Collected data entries
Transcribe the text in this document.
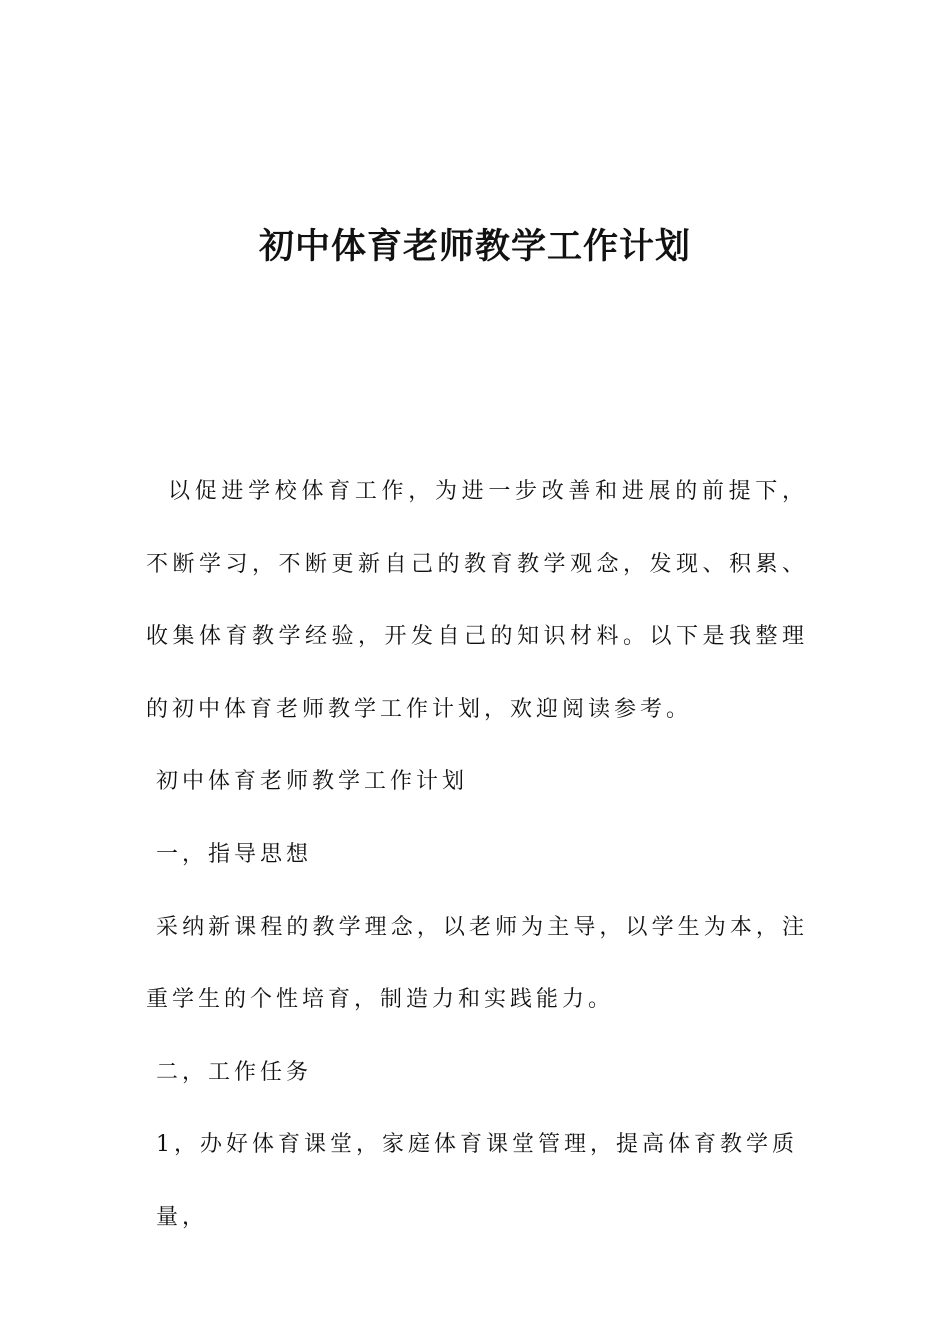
初中体育老师教学工作计划

以促进学校体育工作，为进一步改善和进展的前提下，不断学习，不断更新自己的教育教学观念，发现、积累、收集体育教学经验，开发自己的知识材料。以下是我整理的初中体育老师教学工作计划，欢迎阅读参考。

初中体育老师教学工作计划

一，指导思想

采纳新课程的教学理念，以老师为主导，以学生为本，注重学生的个性培育，制造力和实践能力。

二，工作任务

1，办好体育课堂，家庭体育课堂管理，提高体育教学质量，
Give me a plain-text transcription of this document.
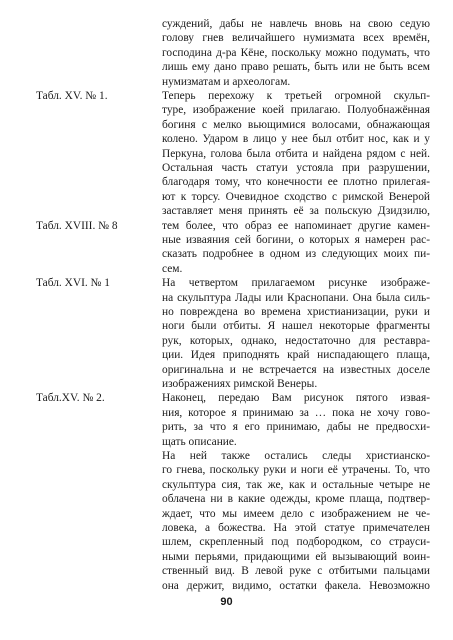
суждений, дабы не навлечь вновь на свою седую
голову гнев величайшего нумизмата всех времён,
господина д-ра Кёне, поскольку можно подумать, что
лишь ему дано право решать, быть или не быть всем
нумизматам и археологам.
Теперь перехожу к третьей огромной скульп-
туре, изображение коей прилагаю. Полуобнажённая
богиня с мелко вьющимися волосами, обнажающая
колено. Ударом в лицо у нее был отбит нос, как и у
Перкуна, голова была отбита и найдена рядом с ней.
Остальная часть статуи устояла при разрушении,
благодаря тому, что конечности ее плотно прилегая-
ют к торсу. Очевидное сходство с римской Венерой
заставляет меня принять её за польскую Дзидзилю,
тем более, что образ ее напоминает другие камен-
ные изваяния сей богини, о которых я намерен рас-
сказать подробнее в одном из следующих моих пи-
сем.
На четвертом прилагаемом рисунке изображе-
на скульптура Лады или Краснопани. Она была силь-
но повреждена во времена христианизации, руки и
ноги были отбиты. Я нашел некоторые фрагменты
рук, которых, однако, недостаточно для реставра-
ции. Идея приподнять край ниспадающего плаща,
оригинальна и не встречается на известных доселе
изображениях римской Венеры.
Наконец, передаю Вам рисунок пятого извая-
ния, которое я принимаю за … пока не хочу гово-
рить, за что я его принимаю, дабы не предвосхи-
щать описание.
На ней также остались следы христианско-
го гнева, поскольку руки и ноги её утрачены. То, что
скульптура сия, так же, как и остальные четыре не
облачена ни в какие одежды, кроме плаща, подтвер-
ждает, что мы имеем дело с изображением не че-
ловека, а божества. На этой статуе примечателен
шлем, скрепленный под подбородком, со страуси-
ными перьями, придающими ей вызывающий воин-
ственный вид. В левой руке с отбитыми пальцами
она держит, видимо, остатки факела. Невозможно
Табл. XV. № 1.
Табл. XVIII. № 8
Табл. XVI. № 1
Табл.XV. № 2.
90
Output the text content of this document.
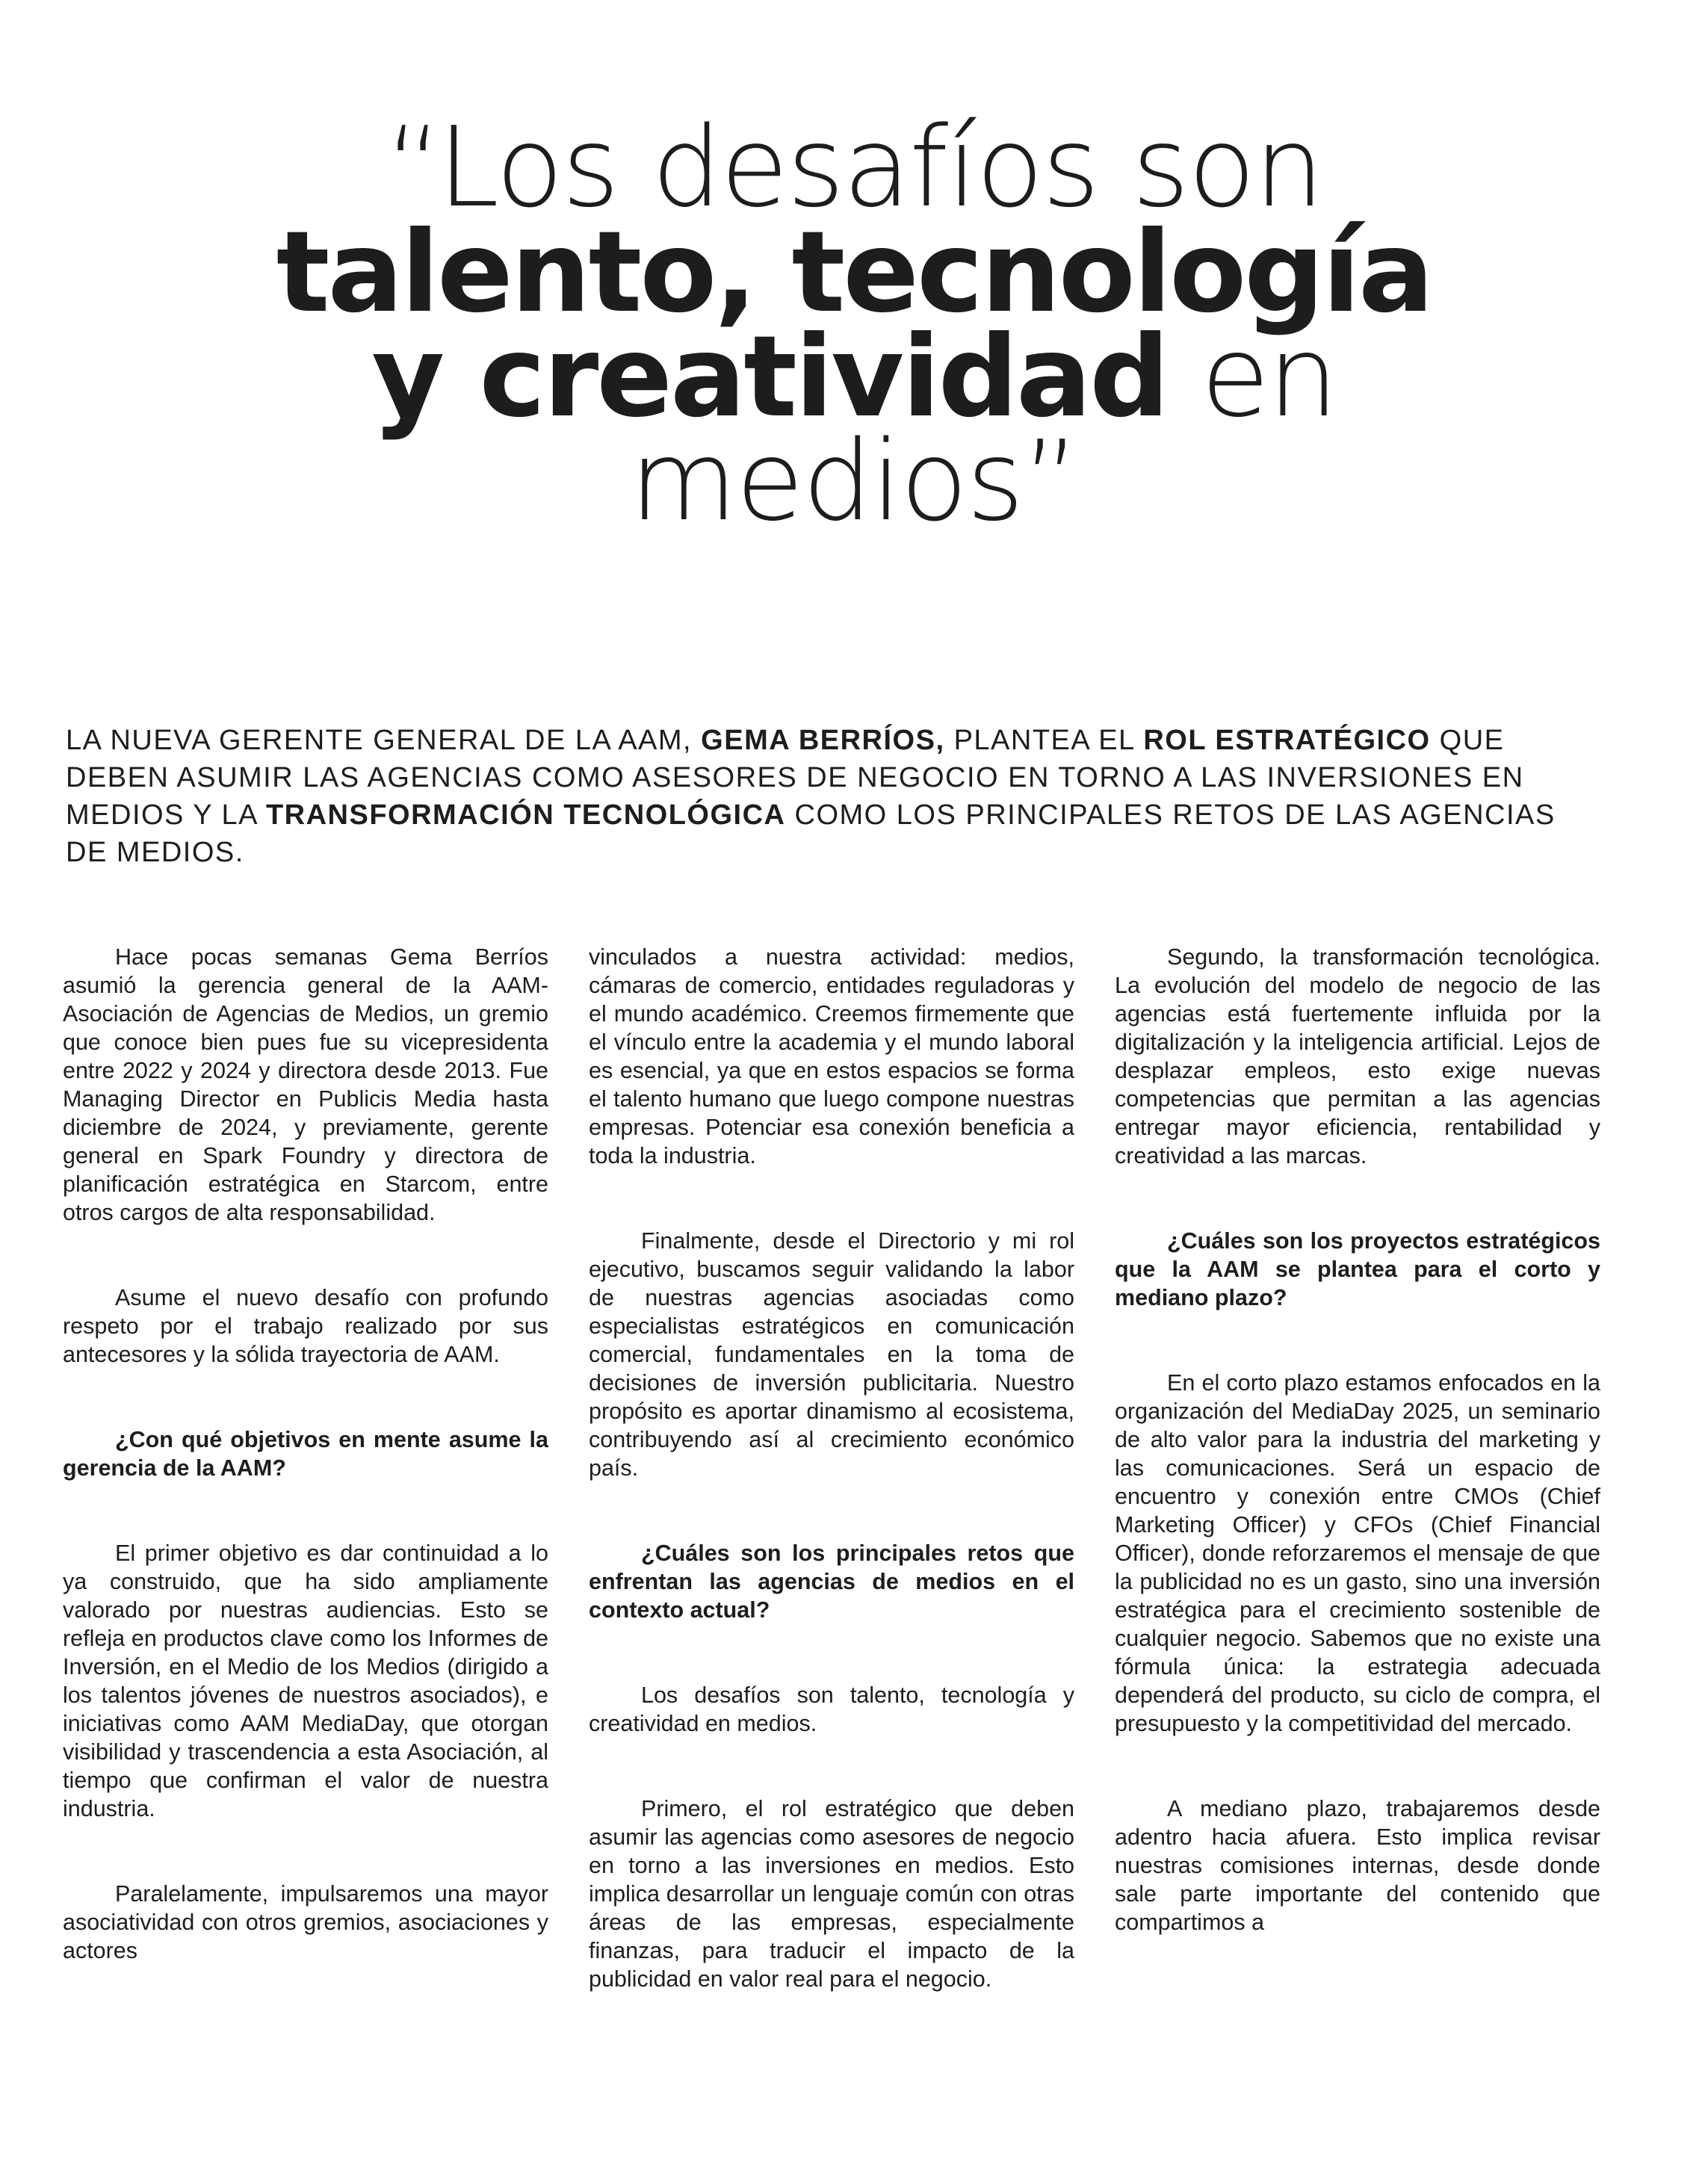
“Los desafíos son
talento, tecnología
y creatividad en
medios”
LA NUEVA GERENTE GENERAL DE LA AAM, GEMA BERRÍOS, PLANTEA EL ROL ESTRATÉGICO QUE DEBEN ASUMIR LAS AGENCIAS COMO ASESORES DE NEGOCIO EN TORNO A LAS INVERSIONES EN MEDIOS Y LA TRANSFORMACIÓN TECNOLÓGICA COMO LOS PRINCIPALES RETOS DE LAS AGENCIAS DE MEDIOS.

Hace pocas semanas Gema Berríos asumió la gerencia general de la AAM-Asociación de Agencias de Medios, un gremio que conoce bien pues fue su vicepresidenta entre 2022 y 2024 y directora desde 2013. Fue Managing Director en Publicis Media hasta diciembre de 2024, y previamente, gerente general en Spark Foundry y directora de planificación estratégica en Starcom, entre otros cargos de alta responsabilidad.

Asume el nuevo desafío con profundo respeto por el trabajo realizado por sus antecesores y la sólida trayectoria de AAM.

¿Con qué objetivos en mente asume la gerencia de la AAM?

El primer objetivo es dar continuidad a lo ya construido, que ha sido ampliamente valorado por nuestras audiencias. Esto se refleja en productos clave como los Informes de Inversión, en el Medio de los Medios (dirigido a los talentos jóvenes de nuestros asociados), e iniciativas como AAM MediaDay, que otorgan visibilidad y trascendencia a esta Asociación, al tiempo que confirman el valor de nuestra industria.

Paralelamente, impulsaremos una mayor asociatividad con otros gremios, asociaciones y actores

vinculados a nuestra actividad: medios, cámaras de comercio, entidades reguladoras y el mundo académico. Creemos firmemente que el vínculo entre la academia y el mundo laboral es esencial, ya que en estos espacios se forma el talento humano que luego compone nuestras empresas. Potenciar esa conexión beneficia a toda la industria.

Finalmente, desde el Directorio y mi rol ejecutivo, buscamos seguir validando la labor de nuestras agencias asociadas como especialistas estratégicos en comunicación comercial, fundamentales en la toma de decisiones de inversión publicitaria. Nuestro propósito es aportar dinamismo al ecosistema, contribuyendo así al crecimiento económico país.

¿Cuáles son los principales retos que enfrentan las agencias de medios en el contexto actual?

Los desafíos son talento, tecnología y creatividad en medios.

Primero, el rol estratégico que deben asumir las agencias como asesores de negocio en torno a las inversiones en medios. Esto implica desarrollar un lenguaje común con otras áreas de las empresas, especialmente finanzas, para traducir el impacto de la publicidad en valor real para el negocio.

Segundo, la transformación tecnológica. La evolución del modelo de negocio de las agencias está fuertemente influida por la digitalización y la inteligencia artificial. Lejos de desplazar empleos, esto exige nuevas competencias que permitan a las agencias entregar mayor eficiencia, rentabilidad y creatividad a las marcas.

¿Cuáles son los proyectos estratégicos que la AAM se plantea para el corto y mediano plazo?

En el corto plazo estamos enfocados en la organización del MediaDay 2025, un seminario de alto valor para la industria del marketing y las comunicaciones. Será un espacio de encuentro y conexión entre CMOs (Chief Marketing Officer) y CFOs (Chief Financial Officer), donde reforzaremos el mensaje de que la publicidad no es un gasto, sino una inversión estratégica para el crecimiento sostenible de cualquier negocio. Sabemos que no existe una fórmula única: la estrategia adecuada dependerá del producto, su ciclo de compra, el presupuesto y la competitividad del mercado.

A mediano plazo, trabajaremos desde adentro hacia afuera. Esto implica revisar nuestras comisiones internas, desde donde sale parte importante del contenido que compartimos a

#### Exercise aim
Using the listing above, pick out each line that contains the word "this", then copy it.

#### Written solution
Transcribe the text in this document.
Give me a plain-text transcription of this document.
Output the text content of this document.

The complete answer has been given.